Your next question comes from the line of Rohit Kulkarni from RBC Capital Markets. Your line is open.

Rohit Kulkarni

Analyst

I have a bunch of questions. First one, are you providing any color on what portions of revenues are coming from buyers versus sellers and how that is trending as in giving that it has seen from the outside, there is an increased focus on building tools for buyers which are DSPs, agency trading type desk and even advertisers for example. And I have a couple of follow ups.

Todd Tappin

Analyst

First of all, it is really important to recognize that when you are running a marketplace, you really need to provide the right products, services and technology to both buyers and sellers. So I don’t know that it really is appropriate to point to one over the other; they are both important. Clearly our buyer initiatives are bringing more demand into our marketplace but at the same time we do continue to expand premium inventory, so one has to have the other. So I think that really we’re seeing a continued growth on both sides. And therefore I think the volume, as well as the rates that we’re referring to for RTB in particular are both growing.

Rohit Kulkarni

Analyst

And then secondly, there seems to be kind of an increased kind of market trend towards the kind of publisher collectives as in there has been a lot of media reports around publishers getting together, banding together using your technology and some of other available technologies. Is there -- how are you thinking about positioning Rubicon in that sense and do you think that opens up a large market opportunity as you have seen kind of industry reports saying the publisher coalitions could account for as much as 30%, 40%, 50% of kind of non-Yahoo, non-Facebook display add inventory?

Frank Addante

Analyst

So, our search as a technology company has been to provide technology to the overall market and not the open market place as well as to provide in for section and technologies for others to be able to create their own exchanges. So, this is been something that we’ve been doing for years. We’ve done this for News Corporation; we’ve done this for a number of other companies; you’ve seen some recently in the press and Greg can go through some of those in detail. But I think this highlights and illustrates our strength as a technology company of being able to supply technology to the overall market but also supplying technology to groups, the sellers for them to create their own private market places; their own private label exchanges and this is very much a part of our past strategy but also we look at this as a good growth opportunity for us in the future.

**THE EXERCISE:** Please quote the earnings call transcript from "So, our search" to "in the future.". The items that follow are separate material from the earnings call transcript.

**DATA SECTION:**
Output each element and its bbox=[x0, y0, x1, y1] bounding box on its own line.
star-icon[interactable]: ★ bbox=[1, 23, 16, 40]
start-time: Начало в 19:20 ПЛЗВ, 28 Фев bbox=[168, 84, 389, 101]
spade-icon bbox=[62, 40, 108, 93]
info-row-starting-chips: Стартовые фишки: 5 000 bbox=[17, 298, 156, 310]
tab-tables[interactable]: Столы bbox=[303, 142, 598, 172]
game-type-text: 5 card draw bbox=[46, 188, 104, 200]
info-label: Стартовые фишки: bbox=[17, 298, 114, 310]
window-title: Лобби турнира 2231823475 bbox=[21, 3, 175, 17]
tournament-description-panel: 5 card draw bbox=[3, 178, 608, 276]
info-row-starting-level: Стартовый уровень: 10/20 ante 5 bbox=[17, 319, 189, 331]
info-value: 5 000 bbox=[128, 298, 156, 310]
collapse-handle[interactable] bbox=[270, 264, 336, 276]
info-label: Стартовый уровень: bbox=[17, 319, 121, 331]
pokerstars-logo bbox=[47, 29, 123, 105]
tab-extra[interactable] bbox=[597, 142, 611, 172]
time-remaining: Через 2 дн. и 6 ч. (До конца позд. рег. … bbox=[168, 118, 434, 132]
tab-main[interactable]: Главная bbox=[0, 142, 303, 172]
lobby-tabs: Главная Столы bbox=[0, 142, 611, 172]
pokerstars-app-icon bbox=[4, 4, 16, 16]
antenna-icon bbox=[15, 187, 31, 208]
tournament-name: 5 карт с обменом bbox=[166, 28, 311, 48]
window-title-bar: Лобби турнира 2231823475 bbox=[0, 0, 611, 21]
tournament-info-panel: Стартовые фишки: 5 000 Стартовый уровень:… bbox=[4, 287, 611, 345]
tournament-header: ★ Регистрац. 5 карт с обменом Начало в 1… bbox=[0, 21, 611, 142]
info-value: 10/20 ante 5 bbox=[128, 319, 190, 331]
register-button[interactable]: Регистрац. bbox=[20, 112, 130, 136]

**EXPECTED ANSWER:**
So, our search as a technology company has been to provide technology to the overall market and not the open market place as well as to provide in for section and technologies for others to be able to create their own exchanges. So, this is been something that we’ve been doing for years. We’ve done this for News Corporation; we’ve done this for a number of other companies; you’ve seen some recently in the press and Greg can go through some of those in detail. But I think this highlights and illustrates our strength as a technology company of being able to supply technology to the overall market but also supplying technology to groups, the sellers for them to create their own private market places; their own private label exchanges and this is very much a part of our past strategy but also we look at this as a good growth opportunity for us in the future.